Required task - Below are the entries; state how many of their lines contain the string "icon", and nothing more.

Data lines -
----
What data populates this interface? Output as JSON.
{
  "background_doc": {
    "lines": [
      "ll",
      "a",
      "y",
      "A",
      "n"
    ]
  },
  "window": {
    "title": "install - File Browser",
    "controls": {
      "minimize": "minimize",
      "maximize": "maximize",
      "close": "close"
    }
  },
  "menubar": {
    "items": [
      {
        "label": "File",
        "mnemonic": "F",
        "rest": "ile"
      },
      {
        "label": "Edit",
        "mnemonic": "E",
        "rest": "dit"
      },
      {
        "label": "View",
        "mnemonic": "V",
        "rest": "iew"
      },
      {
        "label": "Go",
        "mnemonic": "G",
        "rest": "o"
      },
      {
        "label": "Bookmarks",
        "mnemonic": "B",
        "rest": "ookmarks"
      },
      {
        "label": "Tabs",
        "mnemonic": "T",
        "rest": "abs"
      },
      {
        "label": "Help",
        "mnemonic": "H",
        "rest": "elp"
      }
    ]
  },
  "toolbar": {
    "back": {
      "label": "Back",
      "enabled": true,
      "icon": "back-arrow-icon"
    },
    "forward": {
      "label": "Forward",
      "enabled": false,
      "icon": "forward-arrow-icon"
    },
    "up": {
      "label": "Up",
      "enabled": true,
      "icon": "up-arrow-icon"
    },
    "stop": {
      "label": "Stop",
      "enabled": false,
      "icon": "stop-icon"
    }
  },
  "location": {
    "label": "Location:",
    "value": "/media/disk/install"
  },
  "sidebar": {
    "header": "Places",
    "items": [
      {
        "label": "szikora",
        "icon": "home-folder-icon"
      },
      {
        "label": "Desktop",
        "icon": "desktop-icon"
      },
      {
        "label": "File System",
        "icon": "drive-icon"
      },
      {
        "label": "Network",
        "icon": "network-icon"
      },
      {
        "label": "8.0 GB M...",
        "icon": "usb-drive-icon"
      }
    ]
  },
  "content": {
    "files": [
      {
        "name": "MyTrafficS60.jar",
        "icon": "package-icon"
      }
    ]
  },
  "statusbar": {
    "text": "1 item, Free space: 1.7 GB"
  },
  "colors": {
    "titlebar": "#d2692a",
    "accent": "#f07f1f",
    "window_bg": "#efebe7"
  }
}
----
Complete response - 10